**Your task**
Copy every line that mentions the word "Mourey".

**Input records**
---+---
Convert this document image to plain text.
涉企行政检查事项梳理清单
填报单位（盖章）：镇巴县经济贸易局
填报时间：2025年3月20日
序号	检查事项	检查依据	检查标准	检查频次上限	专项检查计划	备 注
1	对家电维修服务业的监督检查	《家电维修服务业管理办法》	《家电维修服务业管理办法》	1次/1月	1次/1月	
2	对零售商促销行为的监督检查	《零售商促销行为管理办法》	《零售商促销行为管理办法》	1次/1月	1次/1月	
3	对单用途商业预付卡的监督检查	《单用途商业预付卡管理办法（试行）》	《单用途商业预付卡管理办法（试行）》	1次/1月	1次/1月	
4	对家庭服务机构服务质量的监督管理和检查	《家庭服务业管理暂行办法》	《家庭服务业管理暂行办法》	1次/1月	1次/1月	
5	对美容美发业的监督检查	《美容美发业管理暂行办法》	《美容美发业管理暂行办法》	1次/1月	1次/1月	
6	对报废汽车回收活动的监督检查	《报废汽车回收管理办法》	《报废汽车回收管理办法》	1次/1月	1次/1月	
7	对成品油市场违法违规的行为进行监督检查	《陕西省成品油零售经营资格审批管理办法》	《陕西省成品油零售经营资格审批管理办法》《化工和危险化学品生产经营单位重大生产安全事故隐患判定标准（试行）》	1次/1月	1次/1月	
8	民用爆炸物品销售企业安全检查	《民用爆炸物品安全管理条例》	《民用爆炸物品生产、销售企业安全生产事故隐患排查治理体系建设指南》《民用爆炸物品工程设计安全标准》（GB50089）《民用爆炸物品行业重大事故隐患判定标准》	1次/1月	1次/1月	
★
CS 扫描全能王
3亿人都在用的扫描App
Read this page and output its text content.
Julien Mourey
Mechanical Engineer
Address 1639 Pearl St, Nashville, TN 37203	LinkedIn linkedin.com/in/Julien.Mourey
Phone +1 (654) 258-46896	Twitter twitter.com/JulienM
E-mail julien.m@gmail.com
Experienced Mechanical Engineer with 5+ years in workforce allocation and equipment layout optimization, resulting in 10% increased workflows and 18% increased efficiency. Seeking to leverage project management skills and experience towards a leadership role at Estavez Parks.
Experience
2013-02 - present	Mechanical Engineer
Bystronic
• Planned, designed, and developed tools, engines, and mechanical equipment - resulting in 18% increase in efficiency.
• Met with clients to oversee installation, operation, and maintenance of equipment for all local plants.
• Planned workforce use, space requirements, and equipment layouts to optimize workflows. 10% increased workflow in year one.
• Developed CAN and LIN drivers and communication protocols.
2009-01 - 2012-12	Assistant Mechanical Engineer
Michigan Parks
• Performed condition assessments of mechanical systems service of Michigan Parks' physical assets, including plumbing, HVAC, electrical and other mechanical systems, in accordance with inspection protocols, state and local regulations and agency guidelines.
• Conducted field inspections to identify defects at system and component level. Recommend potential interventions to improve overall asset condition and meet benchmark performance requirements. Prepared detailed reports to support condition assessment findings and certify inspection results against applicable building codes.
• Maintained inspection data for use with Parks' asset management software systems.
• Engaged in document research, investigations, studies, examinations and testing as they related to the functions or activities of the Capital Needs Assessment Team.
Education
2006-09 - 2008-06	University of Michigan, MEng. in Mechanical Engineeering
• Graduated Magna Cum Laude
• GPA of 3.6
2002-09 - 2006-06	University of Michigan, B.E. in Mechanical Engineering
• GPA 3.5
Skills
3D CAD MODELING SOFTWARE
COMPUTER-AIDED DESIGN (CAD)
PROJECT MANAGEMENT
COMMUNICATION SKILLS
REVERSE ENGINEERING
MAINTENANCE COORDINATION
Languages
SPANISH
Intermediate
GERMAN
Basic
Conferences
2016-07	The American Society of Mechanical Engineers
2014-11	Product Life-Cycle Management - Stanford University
---+---
**Result**
Julien Mourey
Address 1639 Pearl St, Nashville, TN 37203	LinkedIn linkedin.com/in/Julien.Mourey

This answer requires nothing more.